- [EXTRACTED INFORMATION]:
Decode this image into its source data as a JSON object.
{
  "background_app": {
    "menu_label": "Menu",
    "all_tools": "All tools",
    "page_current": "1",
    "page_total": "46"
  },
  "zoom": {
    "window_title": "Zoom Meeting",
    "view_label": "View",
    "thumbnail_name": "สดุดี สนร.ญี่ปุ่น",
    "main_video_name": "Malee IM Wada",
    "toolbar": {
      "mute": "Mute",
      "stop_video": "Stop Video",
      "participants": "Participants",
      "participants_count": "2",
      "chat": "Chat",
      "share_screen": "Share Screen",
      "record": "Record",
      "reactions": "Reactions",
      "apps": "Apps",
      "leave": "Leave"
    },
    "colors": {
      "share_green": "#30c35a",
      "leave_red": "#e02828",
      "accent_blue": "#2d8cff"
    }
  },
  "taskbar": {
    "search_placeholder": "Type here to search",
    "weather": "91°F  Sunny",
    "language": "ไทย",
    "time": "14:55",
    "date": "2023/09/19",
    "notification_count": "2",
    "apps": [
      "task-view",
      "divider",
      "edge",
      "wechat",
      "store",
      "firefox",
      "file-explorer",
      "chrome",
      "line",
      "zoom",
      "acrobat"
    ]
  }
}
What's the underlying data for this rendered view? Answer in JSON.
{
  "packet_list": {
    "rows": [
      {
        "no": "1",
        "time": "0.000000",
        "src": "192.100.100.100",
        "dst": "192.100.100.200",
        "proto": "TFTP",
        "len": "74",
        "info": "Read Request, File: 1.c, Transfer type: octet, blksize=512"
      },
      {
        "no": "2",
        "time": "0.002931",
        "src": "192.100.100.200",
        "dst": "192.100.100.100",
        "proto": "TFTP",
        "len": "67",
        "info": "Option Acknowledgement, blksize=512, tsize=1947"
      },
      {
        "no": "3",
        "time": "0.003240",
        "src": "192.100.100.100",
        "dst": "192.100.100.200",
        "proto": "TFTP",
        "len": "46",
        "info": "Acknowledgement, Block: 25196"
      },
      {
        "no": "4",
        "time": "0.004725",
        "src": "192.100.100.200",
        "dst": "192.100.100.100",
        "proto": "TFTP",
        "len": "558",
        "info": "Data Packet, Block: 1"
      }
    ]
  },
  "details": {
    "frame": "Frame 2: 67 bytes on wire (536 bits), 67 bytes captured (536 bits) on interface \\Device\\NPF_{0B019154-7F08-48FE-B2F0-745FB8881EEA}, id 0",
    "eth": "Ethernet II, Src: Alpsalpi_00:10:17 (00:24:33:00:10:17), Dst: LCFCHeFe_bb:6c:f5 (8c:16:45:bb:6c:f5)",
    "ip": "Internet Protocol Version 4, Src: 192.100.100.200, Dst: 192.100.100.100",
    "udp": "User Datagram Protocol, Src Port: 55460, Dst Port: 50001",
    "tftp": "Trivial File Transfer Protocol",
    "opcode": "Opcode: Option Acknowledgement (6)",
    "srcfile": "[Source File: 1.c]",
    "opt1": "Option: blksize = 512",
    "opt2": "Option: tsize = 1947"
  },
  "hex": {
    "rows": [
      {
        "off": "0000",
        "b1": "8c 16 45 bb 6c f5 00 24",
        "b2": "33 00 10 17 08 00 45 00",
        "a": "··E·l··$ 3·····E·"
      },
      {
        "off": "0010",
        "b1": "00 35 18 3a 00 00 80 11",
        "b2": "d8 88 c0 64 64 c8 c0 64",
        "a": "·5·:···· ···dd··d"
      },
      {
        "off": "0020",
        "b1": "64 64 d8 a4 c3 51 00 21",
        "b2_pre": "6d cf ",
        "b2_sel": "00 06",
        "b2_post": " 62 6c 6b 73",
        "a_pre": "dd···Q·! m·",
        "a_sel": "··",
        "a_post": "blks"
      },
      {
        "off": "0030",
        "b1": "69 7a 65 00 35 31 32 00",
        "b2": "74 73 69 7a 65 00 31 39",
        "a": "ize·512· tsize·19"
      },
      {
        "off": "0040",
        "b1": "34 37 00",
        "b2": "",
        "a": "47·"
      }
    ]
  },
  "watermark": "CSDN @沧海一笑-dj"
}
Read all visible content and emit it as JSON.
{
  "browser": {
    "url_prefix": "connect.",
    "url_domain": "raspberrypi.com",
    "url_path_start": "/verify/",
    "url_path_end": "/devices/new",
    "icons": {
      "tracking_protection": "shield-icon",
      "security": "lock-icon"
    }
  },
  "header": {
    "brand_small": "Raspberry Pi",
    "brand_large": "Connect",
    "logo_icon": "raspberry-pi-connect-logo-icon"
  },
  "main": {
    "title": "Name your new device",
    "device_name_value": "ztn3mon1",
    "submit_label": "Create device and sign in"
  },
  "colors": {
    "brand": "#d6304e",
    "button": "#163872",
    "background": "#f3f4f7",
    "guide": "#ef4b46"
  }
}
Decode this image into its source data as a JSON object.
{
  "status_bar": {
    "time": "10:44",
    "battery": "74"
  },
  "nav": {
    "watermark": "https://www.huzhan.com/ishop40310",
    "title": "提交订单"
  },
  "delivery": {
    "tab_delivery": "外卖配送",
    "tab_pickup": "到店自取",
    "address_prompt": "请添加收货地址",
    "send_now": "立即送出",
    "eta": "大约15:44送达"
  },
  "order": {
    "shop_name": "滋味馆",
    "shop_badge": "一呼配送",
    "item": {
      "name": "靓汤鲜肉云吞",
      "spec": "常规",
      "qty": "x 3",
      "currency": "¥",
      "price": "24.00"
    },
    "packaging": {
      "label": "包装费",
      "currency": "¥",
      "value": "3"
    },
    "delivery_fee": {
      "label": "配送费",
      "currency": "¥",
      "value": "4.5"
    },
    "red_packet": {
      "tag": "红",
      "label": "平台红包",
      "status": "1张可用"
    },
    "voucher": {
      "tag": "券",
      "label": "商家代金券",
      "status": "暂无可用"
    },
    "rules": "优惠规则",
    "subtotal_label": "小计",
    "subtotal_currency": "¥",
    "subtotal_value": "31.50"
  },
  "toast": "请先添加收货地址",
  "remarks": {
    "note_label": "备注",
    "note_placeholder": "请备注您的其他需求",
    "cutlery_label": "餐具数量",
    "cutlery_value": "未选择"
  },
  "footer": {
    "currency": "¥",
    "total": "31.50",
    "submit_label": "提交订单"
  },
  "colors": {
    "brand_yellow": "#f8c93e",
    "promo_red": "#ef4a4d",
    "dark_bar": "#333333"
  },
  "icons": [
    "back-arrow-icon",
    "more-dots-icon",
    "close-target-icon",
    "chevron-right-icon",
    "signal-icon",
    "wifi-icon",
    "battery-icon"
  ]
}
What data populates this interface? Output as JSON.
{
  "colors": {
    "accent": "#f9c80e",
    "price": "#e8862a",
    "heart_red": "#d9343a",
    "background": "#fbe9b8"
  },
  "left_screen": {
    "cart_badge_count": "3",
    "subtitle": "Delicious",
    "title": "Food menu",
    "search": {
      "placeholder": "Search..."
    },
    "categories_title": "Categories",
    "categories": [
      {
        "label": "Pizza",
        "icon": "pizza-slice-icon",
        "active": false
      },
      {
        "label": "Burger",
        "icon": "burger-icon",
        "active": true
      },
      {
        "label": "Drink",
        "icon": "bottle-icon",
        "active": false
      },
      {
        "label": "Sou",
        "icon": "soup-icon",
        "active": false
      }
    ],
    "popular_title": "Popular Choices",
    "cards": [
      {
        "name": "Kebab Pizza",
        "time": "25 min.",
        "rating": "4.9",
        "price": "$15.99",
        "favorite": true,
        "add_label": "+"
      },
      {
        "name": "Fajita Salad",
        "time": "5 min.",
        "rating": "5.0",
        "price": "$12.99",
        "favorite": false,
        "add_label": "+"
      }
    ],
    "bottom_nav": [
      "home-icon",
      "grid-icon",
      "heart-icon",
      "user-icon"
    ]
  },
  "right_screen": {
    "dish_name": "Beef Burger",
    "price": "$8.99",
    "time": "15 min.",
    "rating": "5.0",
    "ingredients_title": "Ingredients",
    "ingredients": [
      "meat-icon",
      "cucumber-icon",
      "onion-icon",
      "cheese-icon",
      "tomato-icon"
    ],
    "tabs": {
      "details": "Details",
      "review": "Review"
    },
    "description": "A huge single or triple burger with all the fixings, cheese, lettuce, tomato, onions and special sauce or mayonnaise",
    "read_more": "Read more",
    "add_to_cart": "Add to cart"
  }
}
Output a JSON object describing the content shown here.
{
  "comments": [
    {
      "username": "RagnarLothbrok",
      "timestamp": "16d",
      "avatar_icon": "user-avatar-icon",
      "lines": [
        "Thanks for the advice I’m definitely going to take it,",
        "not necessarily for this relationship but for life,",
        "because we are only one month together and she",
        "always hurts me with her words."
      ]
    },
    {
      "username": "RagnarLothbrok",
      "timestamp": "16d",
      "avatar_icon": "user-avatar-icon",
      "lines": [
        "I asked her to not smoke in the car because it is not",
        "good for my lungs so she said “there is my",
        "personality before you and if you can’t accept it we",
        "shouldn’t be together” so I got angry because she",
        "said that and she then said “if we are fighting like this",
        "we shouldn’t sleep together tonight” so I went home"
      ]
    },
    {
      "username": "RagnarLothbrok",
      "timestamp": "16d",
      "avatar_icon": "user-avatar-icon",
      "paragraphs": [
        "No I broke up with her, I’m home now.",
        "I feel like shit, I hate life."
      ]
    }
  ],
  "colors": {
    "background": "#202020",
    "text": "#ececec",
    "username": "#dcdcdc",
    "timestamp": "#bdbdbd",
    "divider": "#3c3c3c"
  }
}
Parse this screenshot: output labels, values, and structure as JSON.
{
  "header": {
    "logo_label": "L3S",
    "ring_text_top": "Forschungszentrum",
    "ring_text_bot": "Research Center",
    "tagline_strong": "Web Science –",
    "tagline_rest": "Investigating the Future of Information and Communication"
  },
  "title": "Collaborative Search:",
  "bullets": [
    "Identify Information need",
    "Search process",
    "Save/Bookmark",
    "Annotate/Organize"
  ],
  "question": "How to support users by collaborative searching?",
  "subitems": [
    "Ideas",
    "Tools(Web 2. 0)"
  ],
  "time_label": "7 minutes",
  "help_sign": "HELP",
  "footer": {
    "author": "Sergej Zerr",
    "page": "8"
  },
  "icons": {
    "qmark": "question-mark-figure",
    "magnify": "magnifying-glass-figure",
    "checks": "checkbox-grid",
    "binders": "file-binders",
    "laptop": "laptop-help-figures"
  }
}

- [YOUR OBJECTIVE]: Locate the line with "Parse this screenshot: output" in the entries above; extract it and every line after it, verbatim.

- [WRITTEN REPLY]:
Parse this screenshot: output labels, values, and structure as JSON.
{
  "header": {
    "logo_label": "L3S",
    "ring_text_top": "Forschungszentrum",
    "ring_text_bot": "Research Center",
    "tagline_strong": "Web Science –",
    "tagline_rest": "Investigating the Future of Information and Communication"
  },
  "title": "Collaborative Search:",
  "bullets": [
    "Identify Information need",
    "Search process",
    "Save/Bookmark",
    "Annotate/Organize"
  ],
  "question": "How to support users by collaborative searching?",
  "subitems": [
    "Ideas",
    "Tools(Web 2. 0)"
  ],
  "time_label": "7 minutes",
  "help_sign": "HELP",
  "footer": {
    "author": "Sergej Zerr",
    "page": "8"
  },
  "icons": {
    "qmark": "question-mark-figure",
    "magnify": "magnifying-glass-figure",
    "checks": "checkbox-grid",
    "binders": "file-binders",
    "laptop": "laptop-help-figures"
  }
}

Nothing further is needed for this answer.